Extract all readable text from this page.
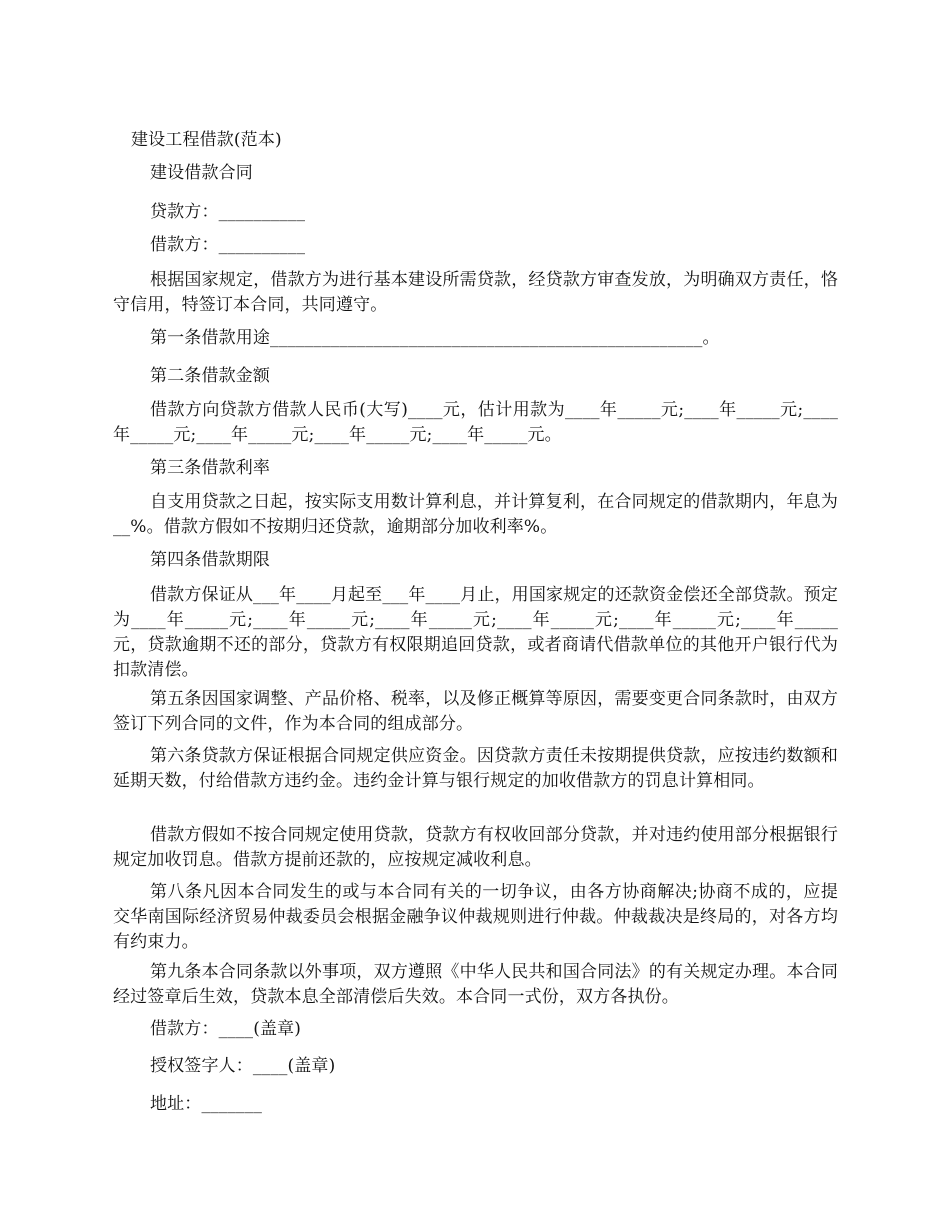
建设工程借款(范本)
建设借款合同
贷款方：__________
借款方：__________
根据国家规定，借款方为进行基本建设所需贷款，经贷款方审查发放，为明确双方责任，恪守信用，特签订本合同，共同遵守。
第一条借款用途__________________________________________________。
第二条借款金额
借款方向贷款方借款人民币(大写)____元，估计用款为____年_____元;____年_____元;____年_____元;____年_____元;____年_____元;____年_____元。
第三条借款利率
自支用贷款之日起，按实际支用数计算利息，并计算复利，在合同规定的借款期内，年息为__%。借款方假如不按期归还贷款，逾期部分加收利率%。
第四条借款期限
借款方保证从___年____月起至___年____月止，用国家规定的还款资金偿还全部贷款。预定为____年_____元;____年_____元;____年_____元;____年_____元;____年_____元;____年_____元，贷款逾期不还的部分，贷款方有权限期追回贷款，或者商请代借款单位的其他开户银行代为扣款清偿。
第五条因国家调整、产品价格、税率，以及修正概算等原因，需要变更合同条款时，由双方签订下列合同的文件，作为本合同的组成部分。
第六条贷款方保证根据合同规定供应资金。因贷款方责任未按期提供贷款，应按违约数额和延期天数，付给借款方违约金。违约金计算与银行规定的加收借款方的罚息计算相同。
借款方假如不按合同规定使用贷款，贷款方有权收回部分贷款，并对违约使用部分根据银行规定加收罚息。借款方提前还款的，应按规定减收利息。
第八条凡因本合同发生的或与本合同有关的一切争议，由各方协商解决;协商不成的，应提交华南国际经济贸易仲裁委员会根据金融争议仲裁规则进行仲裁。仲裁裁决是终局的，对各方均有约束力。
第九条本合同条款以外事项，双方遵照《中华人民共和国合同法》的有关规定办理。本合同经过签章后生效，贷款本息全部清偿后失效。本合同一式份，双方各执份。
借款方：____(盖章)
授权签字人：____(盖章)
地址：_______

------------

__WORK REQUIRED__. Give back all entries exactly. No pictures belong in the copy.

__SOLVED EXERCISE__.
Extract all readable text from this page.
建设工程借款(范本)
建设借款合同
贷款方：__________
借款方：__________
根据国家规定，借款方为进行基本建设所需贷款，经贷款方审查发放，为明确双方责任，恪守信用，特签订本合同，共同遵守。
第一条借款用途__________________________________________________。
第二条借款金额
借款方向贷款方借款人民币(大写)____元，估计用款为____年_____元;____年_____元;____年_____元;____年_____元;____年_____元;____年_____元。
第三条借款利率
自支用贷款之日起，按实际支用数计算利息，并计算复利，在合同规定的借款期内，年息为__%。借款方假如不按期归还贷款，逾期部分加收利率%。
第四条借款期限
借款方保证从___年____月起至___年____月止，用国家规定的还款资金偿还全部贷款。预定为____年_____元;____年_____元;____年_____元;____年_____元;____年_____元;____年_____元，贷款逾期不还的部分，贷款方有权限期追回贷款，或者商请代借款单位的其他开户银行代为扣款清偿。
第五条因国家调整、产品价格、税率，以及修正概算等原因，需要变更合同条款时，由双方签订下列合同的文件，作为本合同的组成部分。
第六条贷款方保证根据合同规定供应资金。因贷款方责任未按期提供贷款，应按违约数额和延期天数，付给借款方违约金。违约金计算与银行规定的加收借款方的罚息计算相同。
借款方假如不按合同规定使用贷款，贷款方有权收回部分贷款，并对违约使用部分根据银行规定加收罚息。借款方提前还款的，应按规定减收利息。
第八条凡因本合同发生的或与本合同有关的一切争议，由各方协商解决;协商不成的，应提交华南国际经济贸易仲裁委员会根据金融争议仲裁规则进行仲裁。仲裁裁决是终局的，对各方均有约束力。
第九条本合同条款以外事项，双方遵照《中华人民共和国合同法》的有关规定办理。本合同经过签章后生效，贷款本息全部清偿后失效。本合同一式份，双方各执份。
借款方：____(盖章)
授权签字人：____(盖章)
地址：_______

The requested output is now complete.